Braided from 7 commentators
Śaṅkarācārya · Madhusūdana Sarasvatī · Śrī Nīlakaṇṭha · Dhanapati Sūri · Śrīdhara Svāmī · Swami Ramsukhdas · Śrī Puruṣottama
The second item is tattva-jnana-artha-darshanam, the seeing of the purpose, or fruit, of the knowledge of reality. Tattva-jnana is the knowledge of truth that ripens out of all the preceding means, beginning with humility; its artha, its purpose, is liberation, described as the stilling of transmigration, the cessation of all the sorrow that ignorance breeds, and the attaining of the supreme Self that is bliss. To keep this fruit in view matters practically: one engages in the means only because one keeps looking to what they finally yield. So this last item is the steady gaze on the goal that motivates the whole discipline.
Braided from 7 commentators
Śaṅkarācārya · Madhusūdana Sarasvatī · Śrī Nīlakaṇṭha · Dhanapati Sūri · Śrīdhara Svāmī · Swami Sivananda · Swami Ramsukhdas
The verse then closes the list with a definition: 'this is declared to be knowledge (jnana); what is otherwise is ignorance (ajnana).' The whole twenty-item list, from humility down through this seeing of the fruit, is called knowledge not because each item is itself an act of cognition, but because each is a means, an occasion, or a co-operating cause of knowledge. Conversely, whatever is opposite to these, such as self-esteem, pretence, violence, pride, hypocrisy, crookedness and the like, is named ignorance, since these obstruct knowledge and bind one to transmigration. The commentators stress this is named precisely so that it may be recognized and shunned: knowledge alone is to be taken up, and its opposite set aside in every way.
Braided from 10 commentators
Śaṅkarācārya · Madhusūdana Sarasvatī · Śrī Nīlakaṇṭha · Dhanapati Sūri · Śrīdhara Svāmī · Vallabhācārya · Śrī Puruṣottama · Vedānta Deśika · Swami Sivananda · Swami Ramsukhdas
Shankara raises and answers a sharp objection that the others echo: how can humility and the rest be called 'knowledge' at all, since they are restraints and observances, not acts that grasp an object? It is always the cognition whose object a thing is that determines or reveals that thing; fire is not grasped by the cognition of a pot. The answer is that these are called knowledge by a transfer of name, because they are the occasions and the contributing causes of knowledge, the soil in which knowledge ripens, not because each is literally a knowing.

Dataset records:
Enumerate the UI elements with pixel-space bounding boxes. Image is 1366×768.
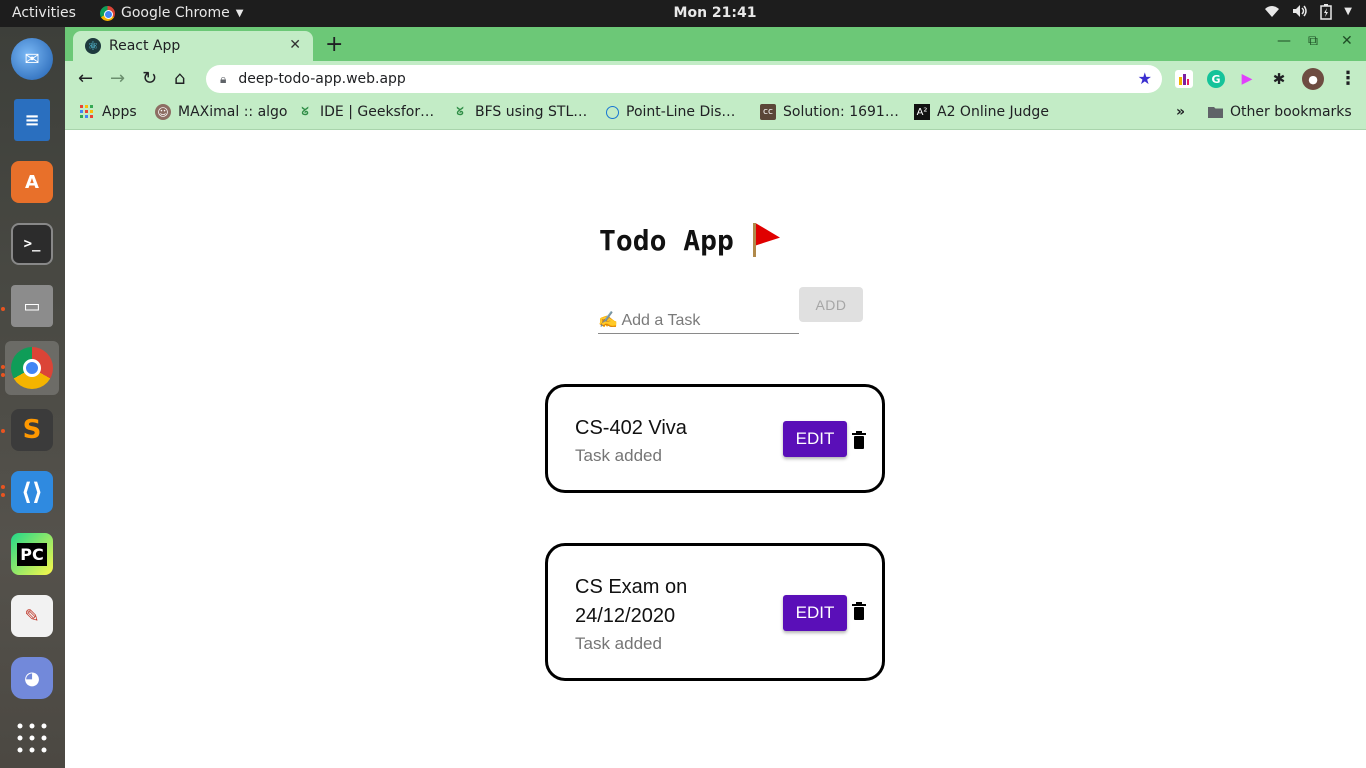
bookmarks-bar: Apps ☺ MAXimal :: algo ᘜ IDE | Geeksfor…… xyxy=(65,97,1366,130)
pycharm-icon: PC xyxy=(11,533,53,575)
url-text: deep-todo-app.web.app xyxy=(238,71,406,87)
dock-sublime[interactable]: S xyxy=(5,403,59,457)
folder-icon xyxy=(1207,104,1223,120)
bookmark-geeks-ide[interactable]: ᘜ IDE | Geeksfor… xyxy=(297,104,434,120)
dock-pycharm[interactable]: PC xyxy=(5,527,59,581)
react-icon: ⚛ xyxy=(85,38,101,54)
app-title: Todo App xyxy=(599,223,782,257)
sublime-text-icon: S xyxy=(11,409,53,451)
apps-grid-icon xyxy=(79,104,95,120)
tab-strip: ⚛ React App ✕ + — ⧉ ✕ xyxy=(65,27,1366,61)
battery-icon xyxy=(1320,4,1333,24)
tab-react-app[interactable]: ⚛ React App ✕ xyxy=(73,31,313,61)
dock-terminal[interactable]: >_ xyxy=(5,217,59,271)
dock-writer[interactable]: ≡ xyxy=(5,93,59,147)
add-task-placeholder: ✍️ Add a Task xyxy=(598,312,701,329)
address-bar[interactable]: 🔒︎ deep-todo-app.web.app ★ xyxy=(206,65,1162,93)
other-bookmarks-label: Other bookmarks xyxy=(1230,104,1352,120)
dock-thunderbird[interactable]: ✉ xyxy=(5,32,59,86)
chrome-icon xyxy=(11,347,53,389)
chevron-down-icon: ▼ xyxy=(1344,6,1352,17)
writer-icon: ≡ xyxy=(14,99,50,141)
text-editor-icon: ✎ xyxy=(11,595,53,637)
bookmark-label: BFS using STL… xyxy=(475,104,588,120)
bookmark-point-line[interactable]: Point-Line Dis… xyxy=(606,104,735,120)
bookmark-bfs-stl[interactable]: ᘜ BFS using STL… xyxy=(452,104,587,120)
geeksforgeeks-favicon: ᘜ xyxy=(456,105,464,118)
bookmark-label: Apps xyxy=(102,104,137,120)
bookmark-maximal[interactable]: ☺ MAXimal :: algo xyxy=(155,104,288,120)
bookmarks-overflow-button[interactable]: » xyxy=(1176,104,1185,120)
dock-show-apps[interactable] xyxy=(5,711,59,765)
restore-icon[interactable]: ⧉ xyxy=(1308,33,1318,49)
other-bookmarks[interactable]: Other bookmarks xyxy=(1207,104,1352,120)
red-flag-icon xyxy=(752,223,782,257)
bookmark-star-icon[interactable]: ★ xyxy=(1138,69,1152,88)
bookmark-label: Point-Line Dis… xyxy=(626,104,736,120)
discord-icon: ◕ xyxy=(11,657,53,699)
system-tray[interactable]: ▼ xyxy=(1264,4,1352,24)
task-status: Task added xyxy=(575,446,662,465)
bookmark-label: A2 Online Judge xyxy=(937,104,1049,120)
globe-favicon xyxy=(606,105,619,119)
bookmark-apps[interactable]: Apps xyxy=(79,104,137,120)
volume-icon xyxy=(1292,4,1308,24)
dock-software[interactable]: A xyxy=(5,155,59,209)
terminal-icon: >_ xyxy=(11,223,53,265)
forward-icon[interactable]: → xyxy=(110,68,125,89)
extensions-puzzle-icon[interactable]: ✱ xyxy=(1270,70,1288,88)
files-icon: ▭ xyxy=(11,285,53,327)
wifi-icon xyxy=(1264,4,1280,24)
extension-chart-icon[interactable] xyxy=(1175,70,1193,88)
new-tab-button[interactable]: + xyxy=(325,32,343,57)
task-status: Task added xyxy=(575,634,662,653)
clock[interactable]: Mon 21:41 xyxy=(0,5,1366,21)
back-icon[interactable]: ← xyxy=(78,68,93,89)
dock-chrome[interactable] xyxy=(5,341,59,395)
add-task-button[interactable]: ADD xyxy=(799,287,863,322)
thunderbird-icon: ✉ xyxy=(11,38,53,80)
edit-button[interactable]: EDIT xyxy=(783,595,847,631)
dock-vscode[interactable]: ⟨⟩ xyxy=(5,465,59,519)
dock-discord[interactable]: ◕ xyxy=(5,651,59,705)
browser-toolbar: ← → ↻ ⌂ 🔒︎ deep-todo-app.web.app ★ G ▶ ✱… xyxy=(65,61,1366,97)
close-window-icon[interactable]: ✕ xyxy=(1341,33,1353,49)
trash-icon[interactable] xyxy=(850,601,868,621)
maximal-favicon: ☺ xyxy=(155,104,171,120)
bookmark-label: Solution: 1691… xyxy=(783,104,899,120)
vscode-icon: ⟨⟩ xyxy=(11,471,53,513)
dock-text-editor[interactable]: ✎ xyxy=(5,589,59,643)
geeksforgeeks-favicon: ᘜ xyxy=(301,105,309,118)
tab-title: React App xyxy=(109,38,181,54)
software-center-icon: A xyxy=(11,161,53,203)
app-title-text: Todo App xyxy=(599,223,734,257)
profile-avatar[interactable]: ● xyxy=(1302,68,1324,90)
dock-files[interactable]: ▭ xyxy=(5,279,59,333)
bookmark-label: MAXimal :: algo xyxy=(178,104,288,120)
more-menu-icon[interactable]: ⋮ xyxy=(1339,68,1357,89)
grammarly-icon[interactable]: G xyxy=(1207,70,1225,88)
task-card: CS Exam on 24/12/2020 Task added EDIT xyxy=(545,543,885,681)
task-card: CS-402 Viva Task added EDIT xyxy=(545,384,885,493)
task-title: CS Exam on 24/12/2020 xyxy=(575,576,688,627)
home-icon[interactable]: ⌂ xyxy=(174,68,185,89)
edit-button[interactable]: EDIT xyxy=(783,421,847,457)
reload-icon[interactable]: ↻ xyxy=(142,68,157,89)
lock-icon: 🔒︎ xyxy=(220,71,227,86)
system-top-bar: Activities Google Chrome ▼ Mon 21:41 ▼ xyxy=(0,0,1366,27)
apps-grid-icon xyxy=(17,723,47,753)
close-icon[interactable]: ✕ xyxy=(289,37,301,53)
minimize-icon[interactable]: — xyxy=(1277,33,1291,49)
add-task-input[interactable]: ✍️ Add a Task xyxy=(598,301,799,334)
trash-icon[interactable] xyxy=(850,430,868,450)
a2oj-favicon: A² xyxy=(914,104,930,120)
bookmark-label: IDE | Geeksfor… xyxy=(320,104,435,120)
bookmark-solution[interactable]: cc Solution: 1691… xyxy=(760,104,899,120)
task-title: CS-402 Viva xyxy=(575,417,687,439)
bookmark-a2oj[interactable]: A² A2 Online Judge xyxy=(914,104,1049,120)
dock: ✉ ≡ A >_ ▭ S ⟨⟩ PC ✎ ◕ xyxy=(0,27,65,768)
page-content: Todo App ✍️ Add a Task ADD CS-402 Viva T… xyxy=(65,131,1366,768)
extension-arrow-icon[interactable]: ▶ xyxy=(1238,70,1256,88)
codechef-favicon: cc xyxy=(760,104,776,120)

Exercises:
**a.** According to the commentary, what is the purpose (artha) of tattva-jnana?
**b.** Recast the paragraph of the commentary that begins "The verse then closes the list" as a short bulleted list that keeps its main points.
**c.** Please reproduce the commentary word for word between "Braided from 10" and "literally a knowing.", inclusive.

Responses in order:
**a.** Its purpose is liberation, described as the stilling of transmigration, the cessation of all the sorrow that ignorance breeds, and the attaining of the supreme Self that is bliss.

**b.**
- The verse ends the list by declaring it knowledge (jnana) and whatever is otherwise ignorance (ajnana).
- All twenty items, from humility through the seeing of the fruit, are called knowledge because each is a means, occasion, or co-operating cause of knowledge, not an act of cognition in itself.
- Their opposites, such as self-esteem, pretence, violence, pride, hypocrisy, and crookedness, are called ignorance because they obstruct knowledge and bind one to transmigration.
- The commentators say ignorance is named so it can be recognized and shunned: knowledge alone is to be taken up, and its opposite set aside in every way.

**c.**
Braided from 10 commentators
Śaṅkarācārya · Madhusūdana Sarasvatī · Śrī Nīlakaṇṭha · Dhanapati Sūri · Śrīdhara Svāmī · Vallabhācārya · Śrī Puruṣottama · Vedānta Deśika · Swami Sivananda · Swami Ramsukhdas
Shankara raises and answers a sharp objection that the others echo: how can humility and the rest be called 'knowledge' at all, since they are restraints and observances, not acts that grasp an object? It is always the cognition whose object a thing is that determines or reveals that thing; fire is not grasped by the cognition of a pot. The answer is that these are called knowledge by a transfer of name, because they are the occasions and the contributing causes of knowledge, the soil in which knowledge ripens, not because each is literally a knowing.